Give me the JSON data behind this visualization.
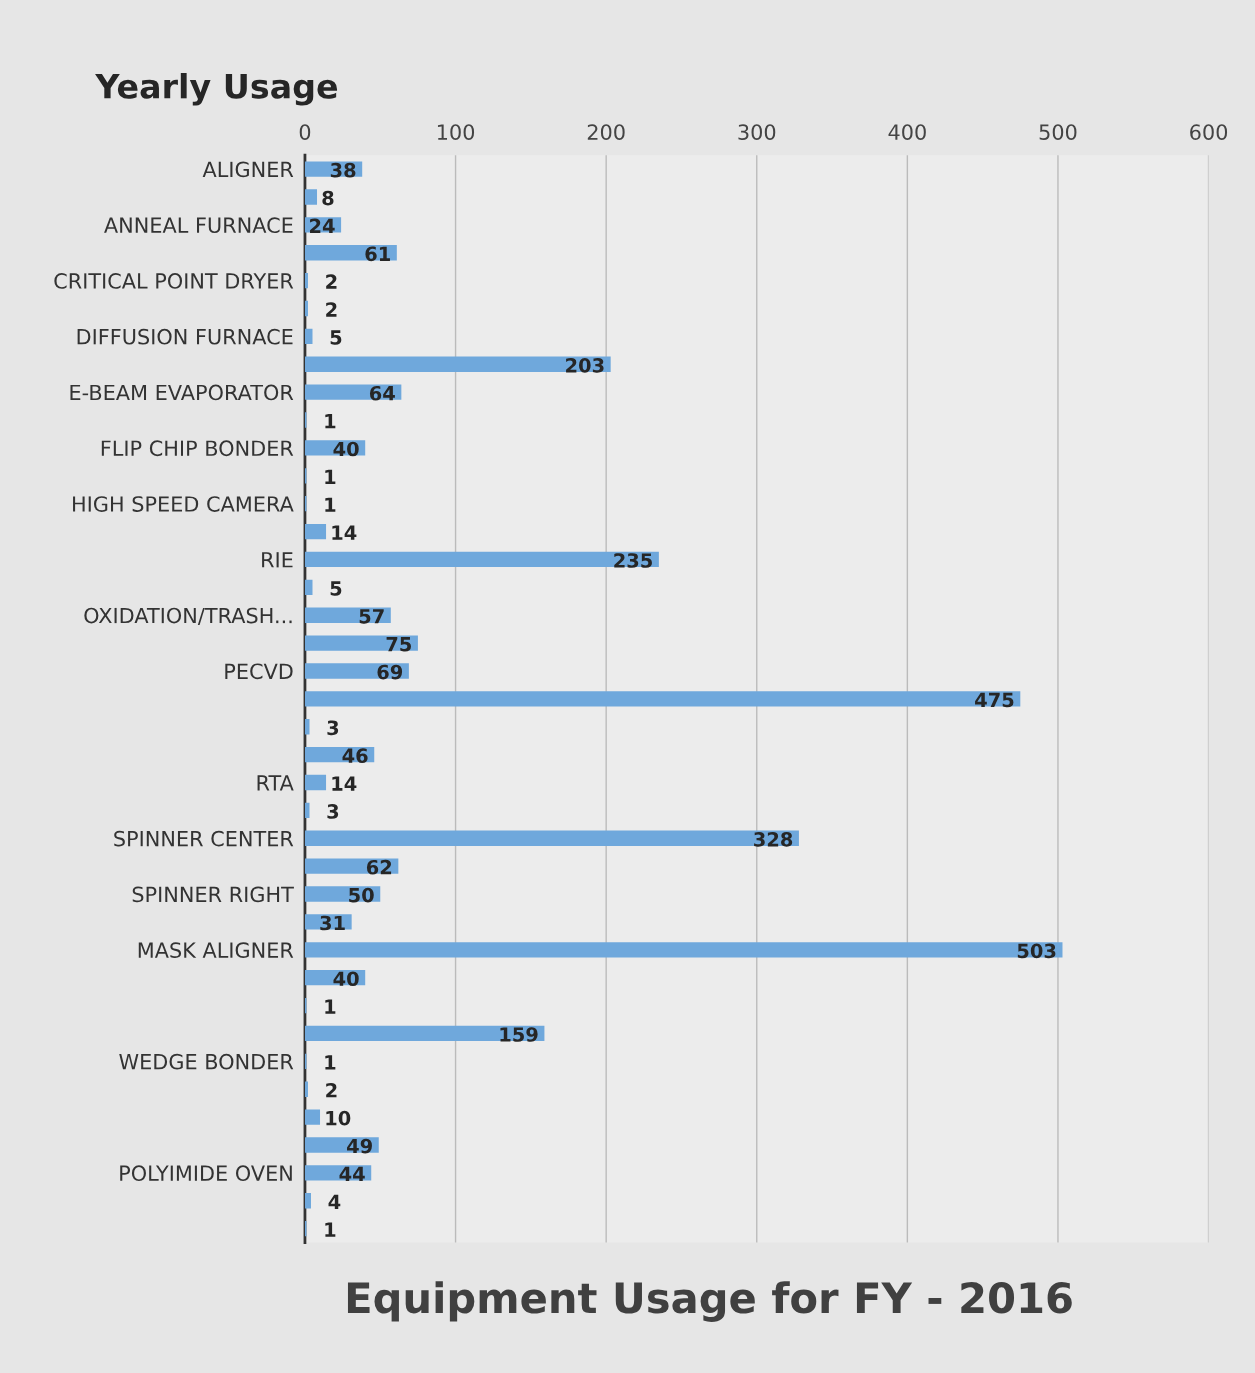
{
  "chart_data": {
    "type": "bar",
    "orientation": "horizontal",
    "title": "Equipment Usage for FY - 2016",
    "subtitle": "Yearly Usage",
    "categories": [
      "ALIGNER",
      null,
      "ANNEAL FURNACE",
      null,
      "CRITICAL POINT DRYER",
      null,
      "DIFFUSION FURNACE",
      null,
      "E-BEAM EVAPORATOR",
      null,
      "FLIP CHIP BONDER",
      null,
      "HIGH SPEED CAMERA",
      null,
      "RIE",
      null,
      "OXIDATION/TRASH...",
      null,
      "PECVD",
      null,
      null,
      null,
      "RTA",
      null,
      "SPINNER CENTER",
      null,
      "SPINNER RIGHT",
      null,
      "MASK ALIGNER",
      null,
      null,
      null,
      "WEDGE BONDER",
      null,
      null,
      null,
      "POLYIMIDE OVEN",
      null,
      null
    ],
    "values": [
      38,
      8,
      24,
      61,
      2,
      2,
      5,
      203,
      64,
      1,
      40,
      1,
      1,
      14,
      235,
      5,
      57,
      75,
      69,
      475,
      3,
      46,
      14,
      3,
      328,
      62,
      50,
      31,
      503,
      40,
      1,
      159,
      1,
      2,
      10,
      49,
      44,
      4,
      1
    ],
    "color": "#6fa8dc",
    "xlim": [
      0,
      600
    ],
    "xticks": [
      0,
      100,
      200,
      300,
      400,
      500,
      600
    ],
    "grid": "x",
    "data_labels": true,
    "legend": false
  }
}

Directions: All preceding records should be duplicated verbatim, images excepted.

Solved problem:
Give me the JSON data behind this visualization.
{
  "chart_data": {
    "type": "bar",
    "orientation": "horizontal",
    "title": "Equipment Usage for FY - 2016",
    "subtitle": "Yearly Usage",
    "categories": [
      "ALIGNER",
      null,
      "ANNEAL FURNACE",
      null,
      "CRITICAL POINT DRYER",
      null,
      "DIFFUSION FURNACE",
      null,
      "E-BEAM EVAPORATOR",
      null,
      "FLIP CHIP BONDER",
      null,
      "HIGH SPEED CAMERA",
      null,
      "RIE",
      null,
      "OXIDATION/TRASH...",
      null,
      "PECVD",
      null,
      null,
      null,
      "RTA",
      null,
      "SPINNER CENTER",
      null,
      "SPINNER RIGHT",
      null,
      "MASK ALIGNER",
      null,
      null,
      null,
      "WEDGE BONDER",
      null,
      null,
      null,
      "POLYIMIDE OVEN",
      null,
      null
    ],
    "values": [
      38,
      8,
      24,
      61,
      2,
      2,
      5,
      203,
      64,
      1,
      40,
      1,
      1,
      14,
      235,
      5,
      57,
      75,
      69,
      475,
      3,
      46,
      14,
      3,
      328,
      62,
      50,
      31,
      503,
      40,
      1,
      159,
      1,
      2,
      10,
      49,
      44,
      4,
      1
    ],
    "color": "#6fa8dc",
    "xlim": [
      0,
      600
    ],
    "xticks": [
      0,
      100,
      200,
      300,
      400,
      500,
      600
    ],
    "grid": "x",
    "data_labels": true,
    "legend": false
  }
}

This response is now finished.